» **Problem details**: Going through the material below, please gather all lines with the word "والضابط" in them.

» **Record excerpts**:

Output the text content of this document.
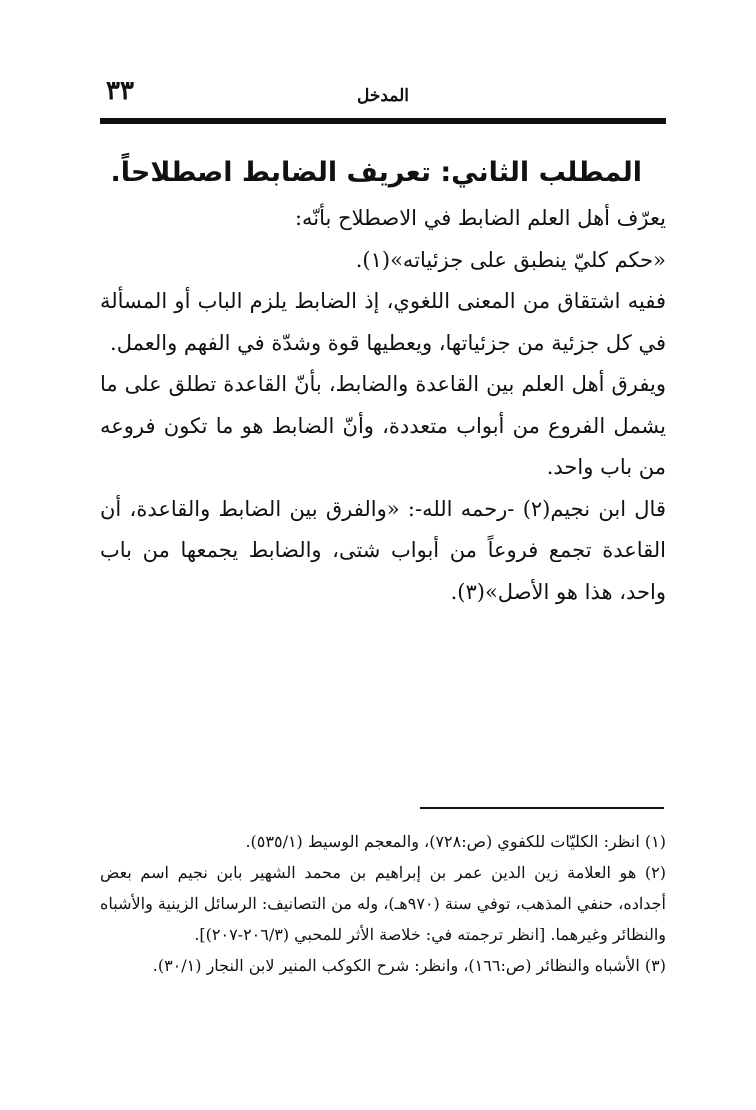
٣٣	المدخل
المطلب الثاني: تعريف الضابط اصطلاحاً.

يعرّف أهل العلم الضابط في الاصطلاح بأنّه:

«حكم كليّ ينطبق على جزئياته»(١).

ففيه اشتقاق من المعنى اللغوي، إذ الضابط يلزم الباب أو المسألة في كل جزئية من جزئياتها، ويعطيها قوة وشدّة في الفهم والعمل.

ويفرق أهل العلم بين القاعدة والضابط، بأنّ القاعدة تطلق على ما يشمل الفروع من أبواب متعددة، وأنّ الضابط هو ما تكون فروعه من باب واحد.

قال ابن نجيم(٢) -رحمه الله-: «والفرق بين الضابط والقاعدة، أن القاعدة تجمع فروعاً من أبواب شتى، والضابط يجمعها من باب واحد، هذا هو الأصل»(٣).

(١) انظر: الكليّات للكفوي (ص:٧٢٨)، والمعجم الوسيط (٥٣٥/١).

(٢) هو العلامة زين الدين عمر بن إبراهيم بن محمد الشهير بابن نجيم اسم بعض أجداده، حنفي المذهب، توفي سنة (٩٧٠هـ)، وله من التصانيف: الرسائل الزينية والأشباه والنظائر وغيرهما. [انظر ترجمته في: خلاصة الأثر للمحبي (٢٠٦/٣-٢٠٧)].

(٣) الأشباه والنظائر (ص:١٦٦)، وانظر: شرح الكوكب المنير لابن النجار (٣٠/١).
* * *
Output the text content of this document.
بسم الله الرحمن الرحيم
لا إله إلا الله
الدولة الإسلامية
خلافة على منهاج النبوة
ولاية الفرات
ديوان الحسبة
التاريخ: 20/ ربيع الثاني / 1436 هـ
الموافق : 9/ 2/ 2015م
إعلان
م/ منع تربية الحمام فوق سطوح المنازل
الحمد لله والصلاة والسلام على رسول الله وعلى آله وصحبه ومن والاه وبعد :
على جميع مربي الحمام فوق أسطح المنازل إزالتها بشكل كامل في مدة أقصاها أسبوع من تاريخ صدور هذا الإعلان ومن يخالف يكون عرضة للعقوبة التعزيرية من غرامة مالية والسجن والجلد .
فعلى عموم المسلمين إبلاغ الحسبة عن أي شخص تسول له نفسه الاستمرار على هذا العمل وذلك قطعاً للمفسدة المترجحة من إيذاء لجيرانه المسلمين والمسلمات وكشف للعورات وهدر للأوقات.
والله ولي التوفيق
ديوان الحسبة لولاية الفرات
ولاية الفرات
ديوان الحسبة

» **Full solution**:
ويفرق أهل العلم بين القاعدة والضابط، بأنّ القاعدة تطلق على ما يشمل الفروع من أبواب متعددة، وأنّ الضابط هو ما تكون فروعه من باب واحد.
قال ابن نجيم(٢) -رحمه الله-: «والفرق بين الضابط والقاعدة، أن القاعدة تجمع فروعاً من أبواب شتى، والضابط يجمعها من باب واحد، هذا هو الأصل»(٣).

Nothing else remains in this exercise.